• **WORK TO DO**:
Restate the whole listing exactly.

• **SOURCE MATERIAL**:
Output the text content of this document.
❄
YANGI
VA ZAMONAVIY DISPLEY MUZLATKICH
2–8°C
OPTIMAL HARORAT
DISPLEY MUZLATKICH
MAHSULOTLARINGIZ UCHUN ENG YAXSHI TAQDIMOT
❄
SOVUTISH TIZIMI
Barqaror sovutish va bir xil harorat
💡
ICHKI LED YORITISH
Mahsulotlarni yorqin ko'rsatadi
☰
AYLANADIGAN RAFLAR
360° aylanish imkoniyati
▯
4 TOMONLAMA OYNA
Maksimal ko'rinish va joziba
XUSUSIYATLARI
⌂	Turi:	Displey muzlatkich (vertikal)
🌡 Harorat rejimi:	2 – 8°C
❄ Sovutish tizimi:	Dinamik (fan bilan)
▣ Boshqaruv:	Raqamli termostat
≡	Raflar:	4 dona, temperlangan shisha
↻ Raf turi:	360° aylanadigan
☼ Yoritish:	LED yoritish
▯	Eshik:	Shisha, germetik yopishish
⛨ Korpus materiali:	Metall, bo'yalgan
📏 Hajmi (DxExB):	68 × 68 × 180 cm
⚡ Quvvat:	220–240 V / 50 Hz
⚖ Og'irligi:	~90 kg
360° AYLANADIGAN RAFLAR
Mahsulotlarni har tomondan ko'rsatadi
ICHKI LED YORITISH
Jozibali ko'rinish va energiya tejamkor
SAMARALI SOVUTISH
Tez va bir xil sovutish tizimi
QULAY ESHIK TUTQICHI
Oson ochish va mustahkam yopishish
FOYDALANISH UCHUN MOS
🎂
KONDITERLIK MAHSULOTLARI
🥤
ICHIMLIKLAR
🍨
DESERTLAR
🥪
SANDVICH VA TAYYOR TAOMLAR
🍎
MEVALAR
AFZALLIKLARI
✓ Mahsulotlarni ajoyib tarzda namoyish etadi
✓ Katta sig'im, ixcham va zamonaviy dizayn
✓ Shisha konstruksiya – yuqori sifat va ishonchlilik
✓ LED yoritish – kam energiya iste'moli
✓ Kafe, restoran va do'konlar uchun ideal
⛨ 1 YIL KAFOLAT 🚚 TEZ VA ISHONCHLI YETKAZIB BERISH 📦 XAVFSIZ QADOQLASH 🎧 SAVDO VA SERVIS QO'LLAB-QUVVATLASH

• **SOLUTION FOR THIS EXERCISE**:
Output the text content of this document.
❄
YANGI
VA ZAMONAVIY DISPLEY MUZLATKICH
2–8°C
OPTIMAL HARORAT
DISPLEY MUZLATKICH
MAHSULOTLARINGIZ UCHUN ENG YAXSHI TAQDIMOT
❄
SOVUTISH TIZIMI
Barqaror sovutish va bir xil harorat
💡
ICHKI LED YORITISH
Mahsulotlarni yorqin ko'rsatadi
☰
AYLANADIGAN RAFLAR
360° aylanish imkoniyati
▯
4 TOMONLAMA OYNA
Maksimal ko'rinish va joziba
XUSUSIYATLARI
⌂	Turi:	Displey muzlatkich (vertikal)
🌡 Harorat rejimi:	2 – 8°C
❄ Sovutish tizimi:	Dinamik (fan bilan)
▣ Boshqaruv:	Raqamli termostat
≡	Raflar:	4 dona, temperlangan shisha
↻ Raf turi:	360° aylanadigan
☼ Yoritish:	LED yoritish
▯	Eshik:	Shisha, germetik yopishish
⛨ Korpus materiali:	Metall, bo'yalgan
📏 Hajmi (DxExB):	68 × 68 × 180 cm
⚡ Quvvat:	220–240 V / 50 Hz
⚖ Og'irligi:	~90 kg
360° AYLANADIGAN RAFLAR
Mahsulotlarni har tomondan ko'rsatadi
ICHKI LED YORITISH
Jozibali ko'rinish va energiya tejamkor
SAMARALI SOVUTISH
Tez va bir xil sovutish tizimi
QULAY ESHIK TUTQICHI
Oson ochish va mustahkam yopishish
FOYDALANISH UCHUN MOS
🎂
KONDITERLIK MAHSULOTLARI
🥤
ICHIMLIKLAR
🍨
DESERTLAR
🥪
SANDVICH VA TAYYOR TAOMLAR
🍎
MEVALAR
AFZALLIKLARI
✓ Mahsulotlarni ajoyib tarzda namoyish etadi
✓ Katta sig'im, ixcham va zamonaviy dizayn
✓ Shisha konstruksiya – yuqori sifat va ishonchlilik
✓ LED yoritish – kam energiya iste'moli
✓ Kafe, restoran va do'konlar uchun ideal
⛨ 1 YIL KAFOLAT 🚚 TEZ VA ISHONCHLI YETKAZIB BERISH 📦 XAVFSIZ QADOQLASH 🎧 SAVDO VA SERVIS QO'LLAB-QUVVATLASH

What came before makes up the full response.